Dataset records:
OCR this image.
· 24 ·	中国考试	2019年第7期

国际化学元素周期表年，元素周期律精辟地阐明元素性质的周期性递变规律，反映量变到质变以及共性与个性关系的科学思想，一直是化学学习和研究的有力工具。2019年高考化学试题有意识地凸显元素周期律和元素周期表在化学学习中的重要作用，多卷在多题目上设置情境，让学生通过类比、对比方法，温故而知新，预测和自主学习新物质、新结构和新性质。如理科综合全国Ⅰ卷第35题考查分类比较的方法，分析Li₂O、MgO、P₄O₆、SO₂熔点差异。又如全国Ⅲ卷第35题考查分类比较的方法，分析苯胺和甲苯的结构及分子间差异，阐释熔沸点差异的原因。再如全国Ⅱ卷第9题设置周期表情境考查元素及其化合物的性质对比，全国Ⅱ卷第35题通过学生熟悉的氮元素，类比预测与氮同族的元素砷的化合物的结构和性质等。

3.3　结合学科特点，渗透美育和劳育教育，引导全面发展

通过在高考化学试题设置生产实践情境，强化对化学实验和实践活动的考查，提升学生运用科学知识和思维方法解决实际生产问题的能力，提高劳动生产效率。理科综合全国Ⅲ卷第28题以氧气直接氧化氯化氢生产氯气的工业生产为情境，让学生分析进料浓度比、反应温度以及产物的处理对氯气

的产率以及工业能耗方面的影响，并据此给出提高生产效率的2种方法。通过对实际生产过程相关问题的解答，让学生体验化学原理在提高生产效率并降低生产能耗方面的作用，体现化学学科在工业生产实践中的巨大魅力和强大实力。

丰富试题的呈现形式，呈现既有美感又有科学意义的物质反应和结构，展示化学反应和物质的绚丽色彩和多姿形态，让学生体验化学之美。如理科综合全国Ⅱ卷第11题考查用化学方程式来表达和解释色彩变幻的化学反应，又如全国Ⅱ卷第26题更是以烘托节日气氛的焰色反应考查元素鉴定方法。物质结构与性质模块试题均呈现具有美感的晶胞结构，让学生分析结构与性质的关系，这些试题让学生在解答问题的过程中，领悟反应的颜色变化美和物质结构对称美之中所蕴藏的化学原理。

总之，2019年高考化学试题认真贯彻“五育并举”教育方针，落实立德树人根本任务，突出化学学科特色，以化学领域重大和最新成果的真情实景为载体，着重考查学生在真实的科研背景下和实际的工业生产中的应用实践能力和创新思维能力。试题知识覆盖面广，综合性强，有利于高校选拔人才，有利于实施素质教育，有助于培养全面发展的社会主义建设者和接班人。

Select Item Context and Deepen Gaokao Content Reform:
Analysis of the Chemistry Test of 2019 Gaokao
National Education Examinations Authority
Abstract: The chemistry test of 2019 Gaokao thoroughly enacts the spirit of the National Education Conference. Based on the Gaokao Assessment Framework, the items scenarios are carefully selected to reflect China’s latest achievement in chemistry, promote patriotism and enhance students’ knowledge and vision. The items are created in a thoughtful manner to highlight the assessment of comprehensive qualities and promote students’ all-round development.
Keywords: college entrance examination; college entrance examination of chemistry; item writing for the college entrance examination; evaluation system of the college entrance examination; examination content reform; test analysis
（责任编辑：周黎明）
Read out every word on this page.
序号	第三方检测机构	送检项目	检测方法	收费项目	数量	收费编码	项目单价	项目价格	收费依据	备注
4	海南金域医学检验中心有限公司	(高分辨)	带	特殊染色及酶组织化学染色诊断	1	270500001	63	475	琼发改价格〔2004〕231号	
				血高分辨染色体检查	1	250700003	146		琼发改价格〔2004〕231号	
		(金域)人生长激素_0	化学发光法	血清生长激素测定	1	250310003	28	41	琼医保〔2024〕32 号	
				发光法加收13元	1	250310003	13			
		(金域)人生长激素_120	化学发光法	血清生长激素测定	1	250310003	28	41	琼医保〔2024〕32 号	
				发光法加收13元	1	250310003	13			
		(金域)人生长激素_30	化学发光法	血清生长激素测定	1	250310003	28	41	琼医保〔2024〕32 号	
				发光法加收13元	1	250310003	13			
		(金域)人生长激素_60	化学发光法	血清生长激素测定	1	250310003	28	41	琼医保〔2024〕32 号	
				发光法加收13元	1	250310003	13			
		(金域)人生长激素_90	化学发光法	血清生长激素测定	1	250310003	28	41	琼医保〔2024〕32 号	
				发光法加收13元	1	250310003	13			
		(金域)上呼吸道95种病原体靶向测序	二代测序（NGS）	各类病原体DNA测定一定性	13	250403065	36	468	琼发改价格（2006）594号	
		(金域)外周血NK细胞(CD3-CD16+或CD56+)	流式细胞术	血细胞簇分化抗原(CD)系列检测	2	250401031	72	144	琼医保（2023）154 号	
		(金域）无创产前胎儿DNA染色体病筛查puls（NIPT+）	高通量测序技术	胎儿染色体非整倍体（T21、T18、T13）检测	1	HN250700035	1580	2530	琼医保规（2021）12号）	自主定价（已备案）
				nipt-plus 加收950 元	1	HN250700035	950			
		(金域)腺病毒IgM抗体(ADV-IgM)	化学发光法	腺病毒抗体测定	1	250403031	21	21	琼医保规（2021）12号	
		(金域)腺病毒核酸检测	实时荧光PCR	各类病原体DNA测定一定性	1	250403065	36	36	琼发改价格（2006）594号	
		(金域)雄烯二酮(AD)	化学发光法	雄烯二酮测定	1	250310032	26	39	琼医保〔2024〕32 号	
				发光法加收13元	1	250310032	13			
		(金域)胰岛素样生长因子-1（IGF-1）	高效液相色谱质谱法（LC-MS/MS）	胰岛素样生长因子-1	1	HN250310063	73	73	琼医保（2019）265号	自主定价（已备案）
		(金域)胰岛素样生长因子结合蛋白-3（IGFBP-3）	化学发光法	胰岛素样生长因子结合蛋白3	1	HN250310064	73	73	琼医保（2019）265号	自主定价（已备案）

Directive:
Of the lines in the material above, state how many contain the string "this"; give no other text.

Finished task:
2